• [GIVEN INSTRUCTION]:
Which lines hold the string "Topics"? Copy every one of them.

• [DATASET]:
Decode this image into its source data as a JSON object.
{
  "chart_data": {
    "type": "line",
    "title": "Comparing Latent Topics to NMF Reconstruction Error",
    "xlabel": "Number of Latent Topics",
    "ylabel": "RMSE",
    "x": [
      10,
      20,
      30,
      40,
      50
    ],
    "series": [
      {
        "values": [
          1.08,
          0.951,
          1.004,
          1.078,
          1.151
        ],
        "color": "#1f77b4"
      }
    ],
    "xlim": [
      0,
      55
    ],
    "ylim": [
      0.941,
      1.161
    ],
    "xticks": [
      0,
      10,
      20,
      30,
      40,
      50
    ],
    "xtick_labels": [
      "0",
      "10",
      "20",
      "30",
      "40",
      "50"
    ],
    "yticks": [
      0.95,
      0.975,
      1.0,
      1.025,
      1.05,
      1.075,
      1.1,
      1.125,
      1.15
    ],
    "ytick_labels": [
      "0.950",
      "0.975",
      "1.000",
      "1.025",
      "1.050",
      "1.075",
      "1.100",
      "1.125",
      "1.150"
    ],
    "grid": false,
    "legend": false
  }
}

• [EXPECTED OUTPUT]:
    "title": "Comparing Latent Topics to NMF Reconstruction Error",
    "xlabel": "Number of Latent Topics",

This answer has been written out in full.